L’ambasciata italiana in Kenya nega il visto all’ultimo momento. Lo chef perde l’aereo e le vacanze.

Vi racconto questa ignobile vicenda perché, a mio parere, è il risultato diretto della politica xenofoba che sta insozzando il nostro paese.

La storia è semplice: lo chef Rodgers Oyango Omondi, che ha un lavoro fisso in un ristorante italiano di Nairobi, voleva venire in vacanza in Italia per poche settimane; ha fatto tutte le pratiche all’ambasciata italiana in Kenya per ottenere il visto turistico, aveva tutti i documenti in regola (compresa assicurazione e fideiussione) ma all’ultimo momento, poche ore prima di salire sull’aereo, l’ambasciata italiana ha negato il visto con la seguente motivazione:

“Vi sono ragionevoli dubbi sulla Sua intenzione di lasciare il territorio degli Stati membri prima della scadenza del visto”.

Ora – mi chiedo – cosa altro deve fare un cittadino del Kenya per venire in vacanza in Italia?

Ho posto questa domanda all’ambasciata italiana in Kenya ma non mi ha ancora risposto. Quando (e se) lo farà pubblicherò qui la risposta.

* **Consegna**
Ricopia dal testo sul visto negato il passo che va da "L’ambasciata italiana in Kenya nega" fino a "il nostro paese." compreso.

* **Righe di dati**
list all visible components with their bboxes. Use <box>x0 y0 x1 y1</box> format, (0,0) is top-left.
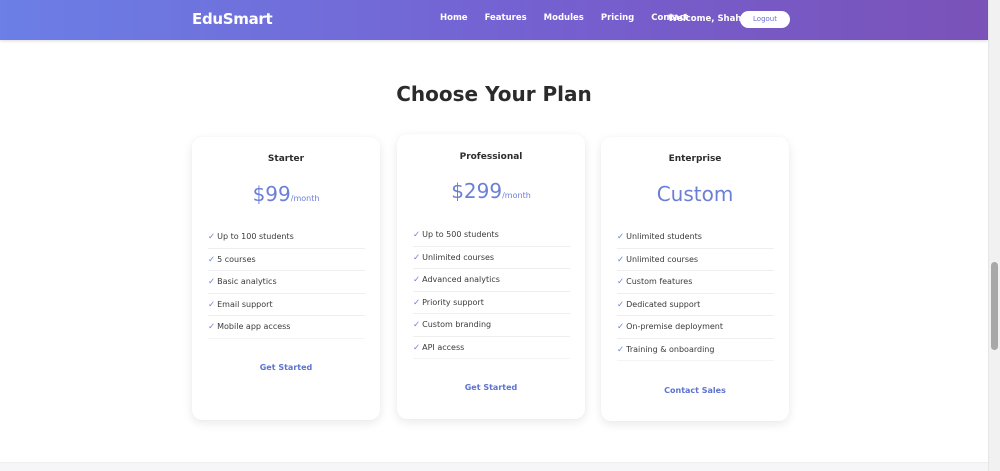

* **Risultato**
L’ambasciata italiana in Kenya nega il visto all’ultimo momento. Lo chef perde l’aereo e le vacanze.

Vi racconto questa ignobile vicenda perché, a mio parere, è il risultato diretto della politica xenofoba che sta insozzando il nostro paese.